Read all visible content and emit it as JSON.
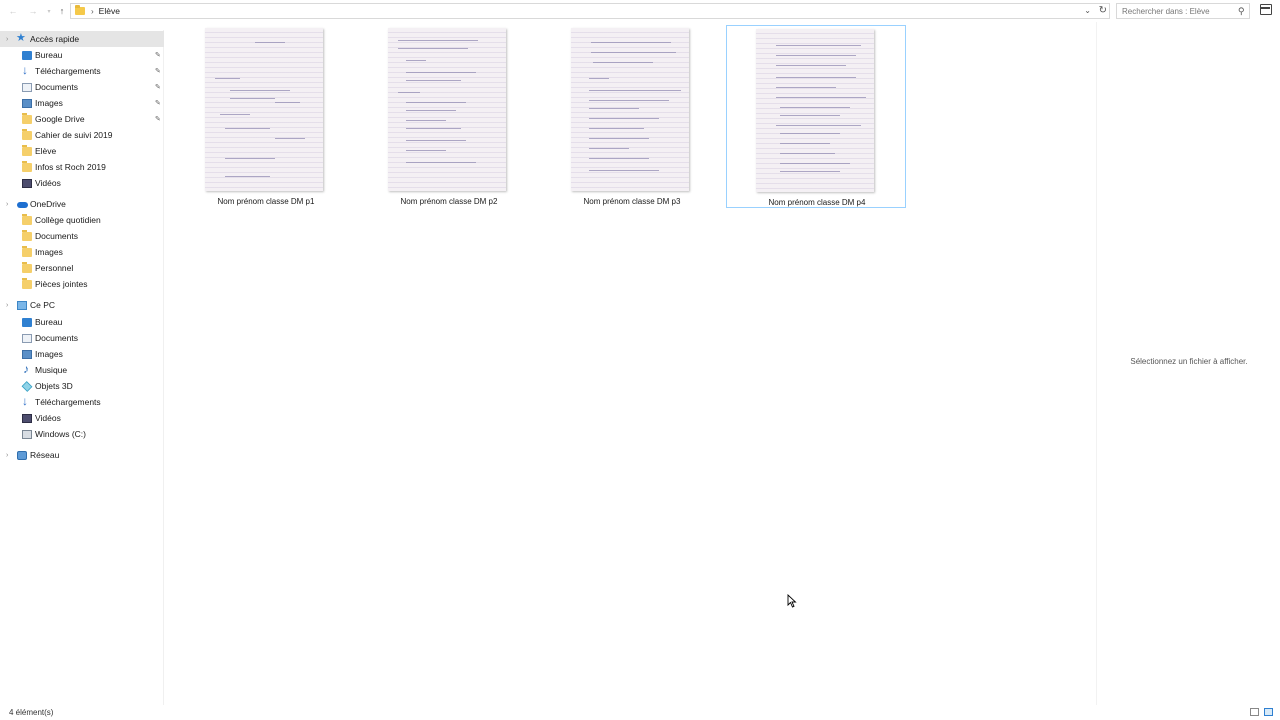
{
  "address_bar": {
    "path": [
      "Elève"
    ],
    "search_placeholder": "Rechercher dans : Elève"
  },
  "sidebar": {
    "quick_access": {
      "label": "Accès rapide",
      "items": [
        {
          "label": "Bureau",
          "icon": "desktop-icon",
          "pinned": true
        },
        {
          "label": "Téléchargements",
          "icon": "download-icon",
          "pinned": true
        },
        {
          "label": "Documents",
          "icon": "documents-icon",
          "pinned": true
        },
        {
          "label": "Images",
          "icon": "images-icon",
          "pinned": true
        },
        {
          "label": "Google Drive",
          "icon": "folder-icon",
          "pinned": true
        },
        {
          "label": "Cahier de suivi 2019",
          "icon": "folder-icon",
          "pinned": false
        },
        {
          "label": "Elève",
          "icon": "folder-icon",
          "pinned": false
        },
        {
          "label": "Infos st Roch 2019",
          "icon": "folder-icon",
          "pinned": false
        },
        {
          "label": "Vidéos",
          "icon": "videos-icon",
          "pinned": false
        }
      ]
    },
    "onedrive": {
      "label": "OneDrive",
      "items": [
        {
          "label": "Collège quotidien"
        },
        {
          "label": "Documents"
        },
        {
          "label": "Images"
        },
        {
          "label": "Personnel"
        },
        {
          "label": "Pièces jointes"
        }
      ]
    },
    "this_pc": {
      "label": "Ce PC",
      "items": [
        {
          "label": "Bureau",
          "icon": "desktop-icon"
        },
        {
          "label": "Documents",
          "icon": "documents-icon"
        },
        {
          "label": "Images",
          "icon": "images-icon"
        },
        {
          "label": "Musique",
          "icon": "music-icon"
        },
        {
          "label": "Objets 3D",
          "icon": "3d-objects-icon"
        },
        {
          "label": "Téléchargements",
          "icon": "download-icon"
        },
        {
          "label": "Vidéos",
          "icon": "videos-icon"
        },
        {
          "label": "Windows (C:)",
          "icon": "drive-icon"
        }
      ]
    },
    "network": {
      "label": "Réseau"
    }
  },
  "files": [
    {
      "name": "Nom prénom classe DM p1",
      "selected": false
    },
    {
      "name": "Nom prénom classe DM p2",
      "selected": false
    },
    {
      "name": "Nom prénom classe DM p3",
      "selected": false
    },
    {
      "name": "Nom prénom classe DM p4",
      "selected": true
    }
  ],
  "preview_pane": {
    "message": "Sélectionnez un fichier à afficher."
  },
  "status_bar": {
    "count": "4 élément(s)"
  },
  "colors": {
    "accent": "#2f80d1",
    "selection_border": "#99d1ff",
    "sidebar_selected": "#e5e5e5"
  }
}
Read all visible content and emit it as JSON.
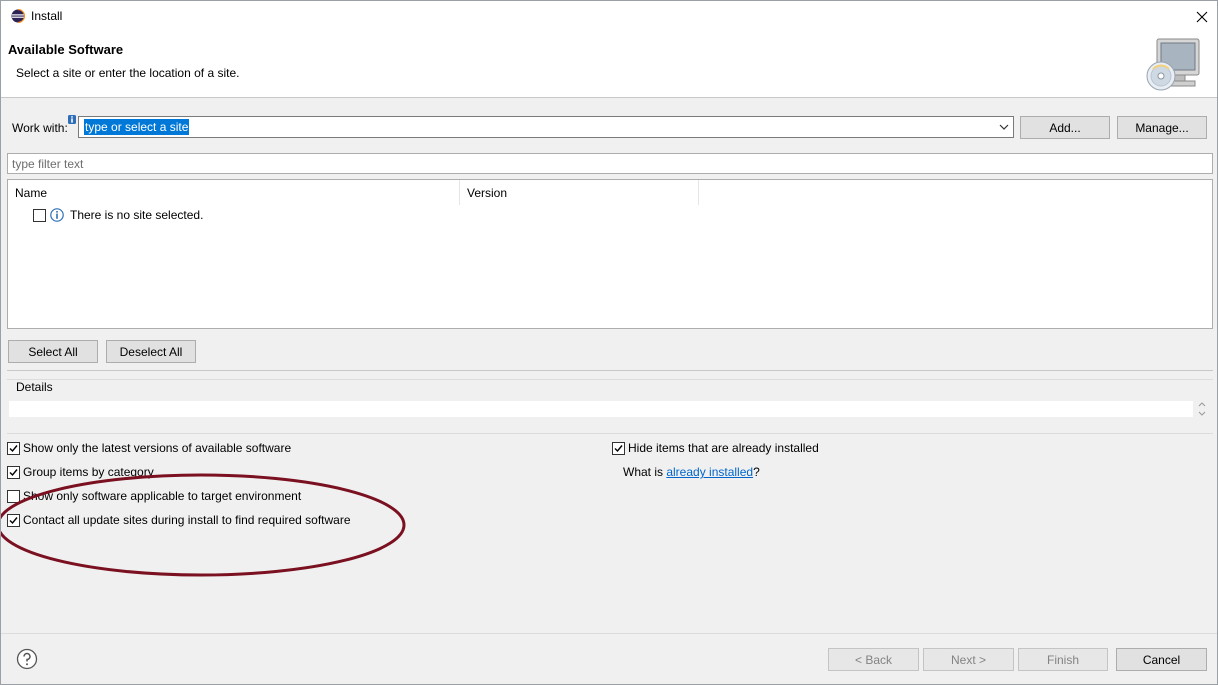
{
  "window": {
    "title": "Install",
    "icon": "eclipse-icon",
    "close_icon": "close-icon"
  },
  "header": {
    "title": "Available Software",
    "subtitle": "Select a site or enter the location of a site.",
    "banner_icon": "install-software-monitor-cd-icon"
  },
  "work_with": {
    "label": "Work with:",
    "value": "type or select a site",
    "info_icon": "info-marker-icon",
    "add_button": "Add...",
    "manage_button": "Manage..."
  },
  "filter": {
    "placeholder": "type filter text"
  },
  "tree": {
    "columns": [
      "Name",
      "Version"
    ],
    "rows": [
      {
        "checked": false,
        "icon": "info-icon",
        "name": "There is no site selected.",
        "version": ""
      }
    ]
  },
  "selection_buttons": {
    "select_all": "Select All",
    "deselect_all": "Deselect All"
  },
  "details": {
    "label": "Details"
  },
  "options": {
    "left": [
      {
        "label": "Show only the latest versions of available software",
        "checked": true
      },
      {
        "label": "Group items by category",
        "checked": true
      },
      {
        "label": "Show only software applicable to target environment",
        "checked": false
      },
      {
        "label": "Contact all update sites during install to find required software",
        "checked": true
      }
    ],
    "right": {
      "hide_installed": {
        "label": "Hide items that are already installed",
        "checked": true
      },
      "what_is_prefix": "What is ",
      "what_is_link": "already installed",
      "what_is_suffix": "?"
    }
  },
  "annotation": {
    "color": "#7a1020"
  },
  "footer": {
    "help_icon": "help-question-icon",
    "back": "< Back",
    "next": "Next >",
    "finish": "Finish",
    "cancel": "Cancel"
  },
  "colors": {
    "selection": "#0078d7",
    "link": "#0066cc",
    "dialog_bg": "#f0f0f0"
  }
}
········
Work to be completed »
Return each line of the data, keeping its wording exact and omitting pictures.

Answer for the task »
Read all visible content and emit it as JSON.
{
  "address_bar": {
    "path": [
      "Elève"
    ],
    "search_placeholder": "Rechercher dans : Elève"
  },
  "sidebar": {
    "quick_access": {
      "label": "Accès rapide",
      "items": [
        {
          "label": "Bureau",
          "icon": "desktop-icon",
          "pinned": true
        },
        {
          "label": "Téléchargements",
          "icon": "download-icon",
          "pinned": true
        },
        {
          "label": "Documents",
          "icon": "documents-icon",
          "pinned": true
        },
        {
          "label": "Images",
          "icon": "images-icon",
          "pinned": true
        },
        {
          "label": "Google Drive",
          "icon": "folder-icon",
          "pinned": true
        },
        {
          "label": "Cahier de suivi 2019",
          "icon": "folder-icon",
          "pinned": false
        },
        {
          "label": "Elève",
          "icon": "folder-icon",
          "pinned": false
        },
        {
          "label": "Infos st Roch 2019",
          "icon": "folder-icon",
          "pinned": false
        },
        {
          "label": "Vidéos",
          "icon": "videos-icon",
          "pinned": false
        }
      ]
    },
    "onedrive": {
      "label": "OneDrive",
      "items": [
        {
          "label": "Collège quotidien"
        },
        {
          "label": "Documents"
        },
        {
          "label": "Images"
        },
        {
          "label": "Personnel"
        },
        {
          "label": "Pièces jointes"
        }
      ]
    },
    "this_pc": {
      "label": "Ce PC",
      "items": [
        {
          "label": "Bureau",
          "icon": "desktop-icon"
        },
        {
          "label": "Documents",
          "icon": "documents-icon"
        },
        {
          "label": "Images",
          "icon": "images-icon"
        },
        {
          "label": "Musique",
          "icon": "music-icon"
        },
        {
          "label": "Objets 3D",
          "icon": "3d-objects-icon"
        },
        {
          "label": "Téléchargements",
          "icon": "download-icon"
        },
        {
          "label": "Vidéos",
          "icon": "videos-icon"
        },
        {
          "label": "Windows (C:)",
          "icon": "drive-icon"
        }
      ]
    },
    "network": {
      "label": "Réseau"
    }
  },
  "files": [
    {
      "name": "Nom prénom classe DM p1",
      "selected": false
    },
    {
      "name": "Nom prénom classe DM p2",
      "selected": false
    },
    {
      "name": "Nom prénom classe DM p3",
      "selected": false
    },
    {
      "name": "Nom prénom classe DM p4",
      "selected": true
    }
  ],
  "preview_pane": {
    "message": "Sélectionnez un fichier à afficher."
  },
  "status_bar": {
    "count": "4 élément(s)"
  },
  "colors": {
    "accent": "#2f80d1",
    "selection_border": "#99d1ff",
    "sidebar_selected": "#e5e5e5"
  }
}
Read all visible content and emit it as JSON.
{
  "window": {
    "title": "Install",
    "icon": "eclipse-icon",
    "close_icon": "close-icon"
  },
  "header": {
    "title": "Available Software",
    "subtitle": "Select a site or enter the location of a site.",
    "banner_icon": "install-software-monitor-cd-icon"
  },
  "work_with": {
    "label": "Work with:",
    "value": "type or select a site",
    "info_icon": "info-marker-icon",
    "add_button": "Add...",
    "manage_button": "Manage..."
  },
  "filter": {
    "placeholder": "type filter text"
  },
  "tree": {
    "columns": [
      "Name",
      "Version"
    ],
    "rows": [
      {
        "checked": false,
        "icon": "info-icon",
        "name": "There is no site selected.",
        "version": ""
      }
    ]
  },
  "selection_buttons": {
    "select_all": "Select All",
    "deselect_all": "Deselect All"
  },
  "details": {
    "label": "Details"
  },
  "options": {
    "left": [
      {
        "label": "Show only the latest versions of available software",
        "checked": true
      },
      {
        "label": "Group items by category",
        "checked": true
      },
      {
        "label": "Show only software applicable to target environment",
        "checked": false
      },
      {
        "label": "Contact all update sites during install to find required software",
        "checked": true
      }
    ],
    "right": {
      "hide_installed": {
        "label": "Hide items that are already installed",
        "checked": true
      },
      "what_is_prefix": "What is ",
      "what_is_link": "already installed",
      "what_is_suffix": "?"
    }
  },
  "annotation": {
    "color": "#7a1020"
  },
  "footer": {
    "help_icon": "help-question-icon",
    "back": "< Back",
    "next": "Next >",
    "finish": "Finish",
    "cancel": "Cancel"
  },
  "colors": {
    "selection": "#0078d7",
    "link": "#0066cc",
    "dialog_bg": "#f0f0f0"
  }
}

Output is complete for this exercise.